(Saved entries)
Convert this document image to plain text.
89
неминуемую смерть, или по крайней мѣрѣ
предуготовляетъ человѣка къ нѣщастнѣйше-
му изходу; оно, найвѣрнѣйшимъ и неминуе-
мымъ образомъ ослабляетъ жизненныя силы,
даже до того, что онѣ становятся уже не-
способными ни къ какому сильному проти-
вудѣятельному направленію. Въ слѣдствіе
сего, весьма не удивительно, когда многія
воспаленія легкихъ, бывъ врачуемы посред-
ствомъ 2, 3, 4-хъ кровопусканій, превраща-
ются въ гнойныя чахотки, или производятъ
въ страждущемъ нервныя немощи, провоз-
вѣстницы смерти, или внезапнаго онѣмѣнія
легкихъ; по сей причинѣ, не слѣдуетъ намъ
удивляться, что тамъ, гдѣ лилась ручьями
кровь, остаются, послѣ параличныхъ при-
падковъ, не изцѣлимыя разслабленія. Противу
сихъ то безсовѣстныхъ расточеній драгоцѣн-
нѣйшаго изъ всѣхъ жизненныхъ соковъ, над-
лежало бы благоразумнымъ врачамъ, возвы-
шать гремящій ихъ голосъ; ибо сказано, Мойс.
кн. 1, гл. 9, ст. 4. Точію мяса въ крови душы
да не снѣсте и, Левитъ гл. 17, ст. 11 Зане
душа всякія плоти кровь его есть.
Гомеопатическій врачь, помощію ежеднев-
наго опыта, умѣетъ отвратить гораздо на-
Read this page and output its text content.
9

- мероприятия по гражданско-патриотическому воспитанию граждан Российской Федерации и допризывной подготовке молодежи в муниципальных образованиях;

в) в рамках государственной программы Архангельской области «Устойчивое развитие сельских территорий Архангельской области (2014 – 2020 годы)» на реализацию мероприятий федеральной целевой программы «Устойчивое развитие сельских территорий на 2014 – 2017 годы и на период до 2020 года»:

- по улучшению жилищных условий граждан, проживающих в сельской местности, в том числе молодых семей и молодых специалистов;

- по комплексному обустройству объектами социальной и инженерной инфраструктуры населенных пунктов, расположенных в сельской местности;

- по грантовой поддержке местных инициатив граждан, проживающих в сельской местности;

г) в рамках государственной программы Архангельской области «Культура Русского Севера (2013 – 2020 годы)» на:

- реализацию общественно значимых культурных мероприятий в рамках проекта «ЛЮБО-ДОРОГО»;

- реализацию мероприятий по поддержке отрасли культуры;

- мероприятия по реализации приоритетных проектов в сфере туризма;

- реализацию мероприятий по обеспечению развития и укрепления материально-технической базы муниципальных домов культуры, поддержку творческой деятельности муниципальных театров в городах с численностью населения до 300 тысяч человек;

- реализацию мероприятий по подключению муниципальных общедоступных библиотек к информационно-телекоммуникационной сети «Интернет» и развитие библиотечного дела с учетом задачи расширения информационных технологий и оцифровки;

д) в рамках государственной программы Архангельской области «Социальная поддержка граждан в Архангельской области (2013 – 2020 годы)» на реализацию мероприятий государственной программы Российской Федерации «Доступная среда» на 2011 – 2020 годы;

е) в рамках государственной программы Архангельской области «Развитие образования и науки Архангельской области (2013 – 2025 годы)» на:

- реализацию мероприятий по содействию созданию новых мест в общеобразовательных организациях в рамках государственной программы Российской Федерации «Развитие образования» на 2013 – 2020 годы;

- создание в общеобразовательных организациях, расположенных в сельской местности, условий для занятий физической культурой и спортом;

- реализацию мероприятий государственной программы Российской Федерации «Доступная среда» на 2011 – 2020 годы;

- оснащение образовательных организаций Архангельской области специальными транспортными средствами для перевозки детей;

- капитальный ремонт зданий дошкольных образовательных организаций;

What you need to do> Across the preceding material, how many lines contain the word "Доступная"? State the number alone.

Output> 2